→ DATASET RECORDS
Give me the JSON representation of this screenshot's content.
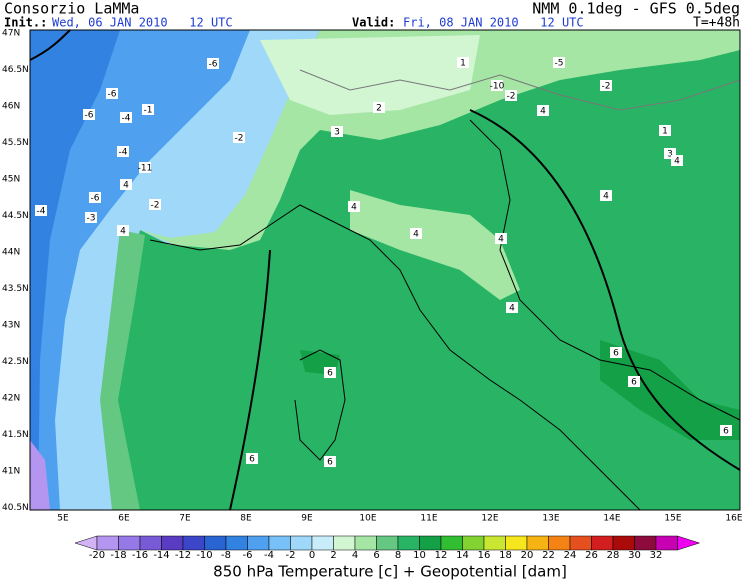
{
  "header": {
    "title": "Consorzio LaMMa",
    "model": "NMM 0.1deg - GFS 0.5deg",
    "init_label": "Init.:",
    "init": "Wed, 06 JAN 2010   12 UTC",
    "valid_label": "Valid:",
    "valid": "Fri, 08 JAN 2010   12 UTC",
    "lead": "T=+48h"
  },
  "map": {
    "lat_labels": [
      "47N",
      "46.5N",
      "46N",
      "45.5N",
      "45N",
      "44.5N",
      "44N",
      "43.5N",
      "43N",
      "42.5N",
      "42N",
      "41.5N",
      "41N",
      "40.5N"
    ],
    "lon_labels": [
      "5E",
      "6E",
      "7E",
      "8E",
      "9E",
      "10E",
      "11E",
      "12E",
      "13E",
      "14E",
      "15E",
      "16E"
    ],
    "contour_labels": [
      -6,
      -6,
      -6,
      -4,
      -11,
      -2,
      -1,
      -4,
      -6,
      -3,
      -2,
      -4,
      4,
      4,
      2,
      3,
      1,
      -10,
      -2,
      -5,
      -2,
      1,
      3,
      4,
      4,
      4,
      4,
      4,
      4,
      4,
      6,
      6,
      6,
      6,
      6,
      6
    ]
  },
  "colorbar": {
    "ticks": [
      -20,
      -18,
      -16,
      -14,
      -12,
      -10,
      -8,
      -6,
      -4,
      -2,
      0,
      2,
      4,
      6,
      8,
      10,
      12,
      14,
      16,
      18,
      20,
      22,
      24,
      26,
      28,
      30,
      32
    ],
    "colors": [
      "#d2b4f5",
      "#b496f0",
      "#9678e6",
      "#785ad7",
      "#5a3cc3",
      "#3c46c8",
      "#2864d2",
      "#3282e1",
      "#50a0f0",
      "#78c0f8",
      "#a0d8fa",
      "#c8ecfa",
      "#d2f5d2",
      "#a5e6a5",
      "#64c882",
      "#28b464",
      "#14a046",
      "#32be32",
      "#82d232",
      "#c8e632",
      "#f5e61e",
      "#f5b414",
      "#f58214",
      "#e6501e",
      "#d21e1e",
      "#aa0a0a",
      "#8c0a3c",
      "#c800b4",
      "#f000f0"
    ],
    "caption": "850 hPa Temperature [c] + Geopotential [dam]"
  }
}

→ TASK BRIEF
Output the entries above exactly, without their pictures.

→ CORRECT RESPONSE
Give me the JSON representation of this screenshot's content.
{
  "header": {
    "title": "Consorzio LaMMa",
    "model": "NMM 0.1deg - GFS 0.5deg",
    "init_label": "Init.:",
    "init": "Wed, 06 JAN 2010   12 UTC",
    "valid_label": "Valid:",
    "valid": "Fri, 08 JAN 2010   12 UTC",
    "lead": "T=+48h"
  },
  "map": {
    "lat_labels": [
      "47N",
      "46.5N",
      "46N",
      "45.5N",
      "45N",
      "44.5N",
      "44N",
      "43.5N",
      "43N",
      "42.5N",
      "42N",
      "41.5N",
      "41N",
      "40.5N"
    ],
    "lon_labels": [
      "5E",
      "6E",
      "7E",
      "8E",
      "9E",
      "10E",
      "11E",
      "12E",
      "13E",
      "14E",
      "15E",
      "16E"
    ],
    "contour_labels": [
      -6,
      -6,
      -6,
      -4,
      -11,
      -2,
      -1,
      -4,
      -6,
      -3,
      -2,
      -4,
      4,
      4,
      2,
      3,
      1,
      -10,
      -2,
      -5,
      -2,
      1,
      3,
      4,
      4,
      4,
      4,
      4,
      4,
      4,
      6,
      6,
      6,
      6,
      6,
      6
    ]
  },
  "colorbar": {
    "ticks": [
      -20,
      -18,
      -16,
      -14,
      -12,
      -10,
      -8,
      -6,
      -4,
      -2,
      0,
      2,
      4,
      6,
      8,
      10,
      12,
      14,
      16,
      18,
      20,
      22,
      24,
      26,
      28,
      30,
      32
    ],
    "colors": [
      "#d2b4f5",
      "#b496f0",
      "#9678e6",
      "#785ad7",
      "#5a3cc3",
      "#3c46c8",
      "#2864d2",
      "#3282e1",
      "#50a0f0",
      "#78c0f8",
      "#a0d8fa",
      "#c8ecfa",
      "#d2f5d2",
      "#a5e6a5",
      "#64c882",
      "#28b464",
      "#14a046",
      "#32be32",
      "#82d232",
      "#c8e632",
      "#f5e61e",
      "#f5b414",
      "#f58214",
      "#e6501e",
      "#d21e1e",
      "#aa0a0a",
      "#8c0a3c",
      "#c800b4",
      "#f000f0"
    ],
    "caption": "850 hPa Temperature [c] + Geopotential [dam]"
  }
}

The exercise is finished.